Extract the complete listing and repeat it word for word.

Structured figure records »
┄┄┄┄┄┄┄┄┄┄

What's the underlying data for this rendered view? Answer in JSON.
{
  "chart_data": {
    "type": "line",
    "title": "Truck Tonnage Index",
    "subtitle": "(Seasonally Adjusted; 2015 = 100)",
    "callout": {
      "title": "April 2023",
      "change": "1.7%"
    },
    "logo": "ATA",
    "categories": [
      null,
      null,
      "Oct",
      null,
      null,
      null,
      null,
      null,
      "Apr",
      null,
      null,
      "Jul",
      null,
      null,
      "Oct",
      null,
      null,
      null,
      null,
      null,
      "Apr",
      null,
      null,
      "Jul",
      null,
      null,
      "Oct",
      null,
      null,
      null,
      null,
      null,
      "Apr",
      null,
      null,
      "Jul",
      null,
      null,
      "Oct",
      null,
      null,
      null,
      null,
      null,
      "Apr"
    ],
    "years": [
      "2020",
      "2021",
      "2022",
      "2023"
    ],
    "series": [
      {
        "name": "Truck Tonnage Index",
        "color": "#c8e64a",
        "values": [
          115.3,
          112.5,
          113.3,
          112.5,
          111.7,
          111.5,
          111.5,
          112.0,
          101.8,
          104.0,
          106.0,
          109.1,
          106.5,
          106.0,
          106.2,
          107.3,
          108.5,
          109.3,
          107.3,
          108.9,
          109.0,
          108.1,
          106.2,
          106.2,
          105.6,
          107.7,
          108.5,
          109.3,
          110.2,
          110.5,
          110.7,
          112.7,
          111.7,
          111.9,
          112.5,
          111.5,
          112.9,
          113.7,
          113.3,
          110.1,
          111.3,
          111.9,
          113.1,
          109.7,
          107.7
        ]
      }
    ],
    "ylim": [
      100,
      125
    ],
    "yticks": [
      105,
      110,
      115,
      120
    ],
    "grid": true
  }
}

┄┄┄┄┄┄┄┄┄┄

THE COMPLETED TASK »
What's the underlying data for this rendered view? Answer in JSON.
{
  "chart_data": {
    "type": "line",
    "title": "Truck Tonnage Index",
    "subtitle": "(Seasonally Adjusted; 2015 = 100)",
    "callout": {
      "title": "April 2023",
      "change": "1.7%"
    },
    "logo": "ATA",
    "categories": [
      null,
      null,
      "Oct",
      null,
      null,
      null,
      null,
      null,
      "Apr",
      null,
      null,
      "Jul",
      null,
      null,
      "Oct",
      null,
      null,
      null,
      null,
      null,
      "Apr",
      null,
      null,
      "Jul",
      null,
      null,
      "Oct",
      null,
      null,
      null,
      null,
      null,
      "Apr",
      null,
      null,
      "Jul",
      null,
      null,
      "Oct",
      null,
      null,
      null,
      null,
      null,
      "Apr"
    ],
    "years": [
      "2020",
      "2021",
      "2022",
      "2023"
    ],
    "series": [
      {
        "name": "Truck Tonnage Index",
        "color": "#c8e64a",
        "values": [
          115.3,
          112.5,
          113.3,
          112.5,
          111.7,
          111.5,
          111.5,
          112.0,
          101.8,
          104.0,
          106.0,
          109.1,
          106.5,
          106.0,
          106.2,
          107.3,
          108.5,
          109.3,
          107.3,
          108.9,
          109.0,
          108.1,
          106.2,
          106.2,
          105.6,
          107.7,
          108.5,
          109.3,
          110.2,
          110.5,
          110.7,
          112.7,
          111.7,
          111.9,
          112.5,
          111.5,
          112.9,
          113.7,
          113.3,
          110.1,
          111.3,
          111.9,
          113.1,
          109.7,
          107.7
        ]
      }
    ],
    "ylim": [
      100,
      125
    ],
    "yticks": [
      105,
      110,
      115,
      120
    ],
    "grid": true
  }
}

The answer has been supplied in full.